The problem>
Report the count of lines below in which the string "JSON" occurs; include nothing else.

Task material>

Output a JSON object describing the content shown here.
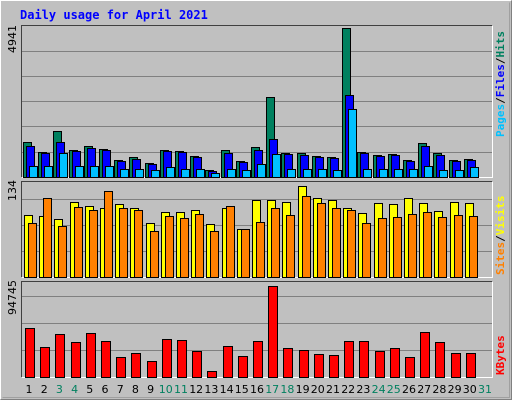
{
  "colors": {
    "background": "#c0c0c0",
    "title": "#0000ff",
    "hits": "#00805f",
    "files": "#0000ff",
    "pages": "#00c0ff",
    "visits": "#ffff00",
    "sites": "#ff8000",
    "kbytes": "#ff0000",
    "weekend_day": "#00805f",
    "weekday": "#000000"
  },
  "chart_data": [
    {
      "type": "bar",
      "title": "Daily usage for April 2021",
      "categories": [
        "1",
        "2",
        "3",
        "4",
        "5",
        "6",
        "7",
        "8",
        "9",
        "10",
        "11",
        "12",
        "13",
        "14",
        "15",
        "16",
        "17",
        "18",
        "19",
        "20",
        "21",
        "22",
        "23",
        "24",
        "25",
        "26",
        "27",
        "28",
        "29",
        "30",
        "31"
      ],
      "weekend_days": [
        "3",
        "4",
        "10",
        "11",
        "17",
        "18",
        "24",
        "25",
        "31"
      ],
      "ymax_label": "4941",
      "legend": [
        "Pages",
        "Files",
        "Hits"
      ],
      "series": [
        {
          "name": "Hits",
          "values": [
            1150,
            830,
            1530,
            900,
            1020,
            930,
            570,
            660,
            460,
            910,
            860,
            690,
            230,
            880,
            540,
            1010,
            2640,
            800,
            780,
            700,
            670,
            4941,
            840,
            730,
            760,
            570,
            1130,
            810,
            570,
            610,
            null
          ]
        },
        {
          "name": "Files",
          "values": [
            1030,
            780,
            1170,
            850,
            950,
            880,
            540,
            610,
            420,
            850,
            830,
            650,
            200,
            800,
            510,
            900,
            1260,
            760,
            740,
            650,
            620,
            2730,
            800,
            680,
            720,
            520,
            1030,
            740,
            520,
            560,
            null
          ]
        },
        {
          "name": "Pages",
          "values": [
            350,
            380,
            800,
            360,
            380,
            370,
            270,
            270,
            220,
            320,
            270,
            250,
            120,
            270,
            240,
            440,
            750,
            270,
            270,
            280,
            230,
            2270,
            260,
            260,
            270,
            250,
            380,
            230,
            240,
            320,
            null
          ]
        }
      ]
    },
    {
      "type": "bar",
      "categories": [
        "1",
        "2",
        "3",
        "4",
        "5",
        "6",
        "7",
        "8",
        "9",
        "10",
        "11",
        "12",
        "13",
        "14",
        "15",
        "16",
        "17",
        "18",
        "19",
        "20",
        "21",
        "22",
        "23",
        "24",
        "25",
        "26",
        "27",
        "28",
        "29",
        "30",
        "31"
      ],
      "ymax_label": "134",
      "legend": [
        "Sites",
        "Visits"
      ],
      "series": [
        {
          "name": "Visits",
          "values": [
            92,
            90,
            85,
            110,
            104,
            101,
            107,
            101,
            79,
            96,
            96,
            98,
            78,
            101,
            71,
            113,
            114,
            111,
            134,
            116,
            113,
            101,
            94,
            109,
            108,
            117,
            109,
            97,
            110,
            109,
            null
          ]
        },
        {
          "name": "Sites",
          "values": [
            80,
            116,
            75,
            103,
            99,
            126,
            101,
            99,
            68,
            90,
            87,
            93,
            68,
            104,
            71,
            81,
            101,
            92,
            120,
            109,
            101,
            98,
            79,
            87,
            88,
            93,
            96,
            88,
            92,
            90,
            null
          ]
        }
      ]
    },
    {
      "type": "bar",
      "categories": [
        "1",
        "2",
        "3",
        "4",
        "5",
        "6",
        "7",
        "8",
        "9",
        "10",
        "11",
        "12",
        "13",
        "14",
        "15",
        "16",
        "17",
        "18",
        "19",
        "20",
        "21",
        "22",
        "23",
        "24",
        "25",
        "26",
        "27",
        "28",
        "29",
        "30",
        "31"
      ],
      "ymax_label": "94745",
      "legend": [
        "KBytes"
      ],
      "series": [
        {
          "name": "KBytes",
          "values": [
            51000,
            31000,
            45000,
            36000,
            46000,
            37000,
            21000,
            25000,
            17000,
            40000,
            39000,
            27000,
            6300,
            32000,
            22000,
            37000,
            94745,
            30000,
            28000,
            24000,
            23000,
            37000,
            38000,
            27000,
            30000,
            21000,
            47000,
            36000,
            25000,
            25000,
            null
          ]
        }
      ]
    }
  ]
}
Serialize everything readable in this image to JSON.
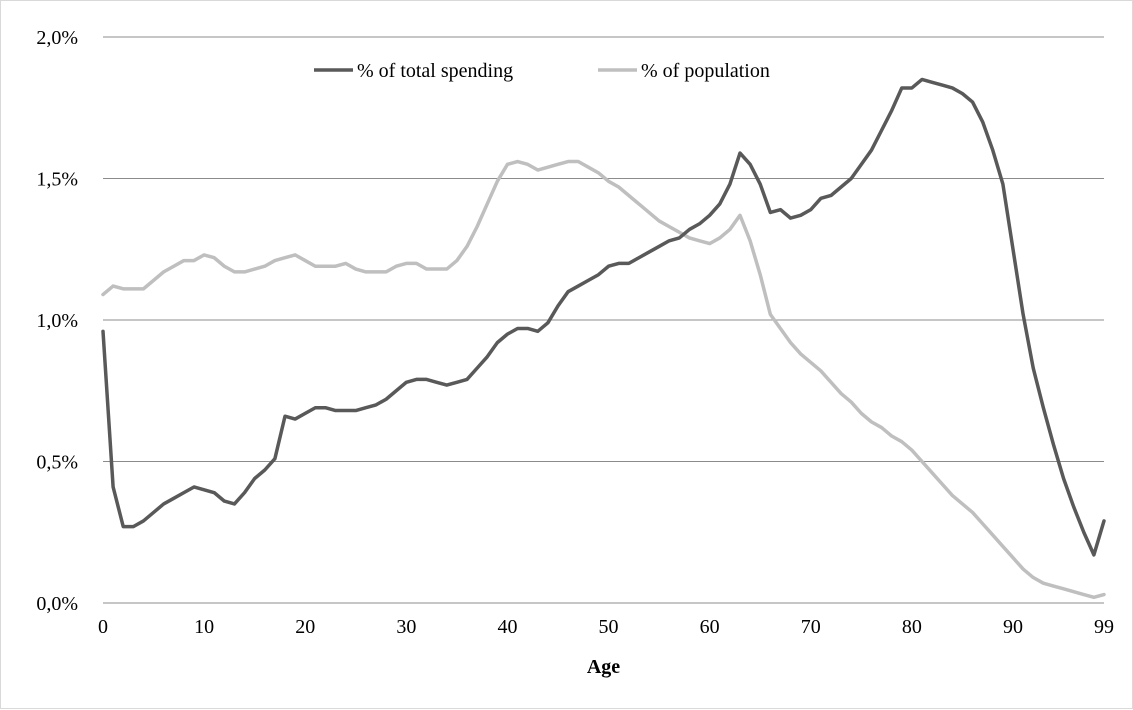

Task answer>
2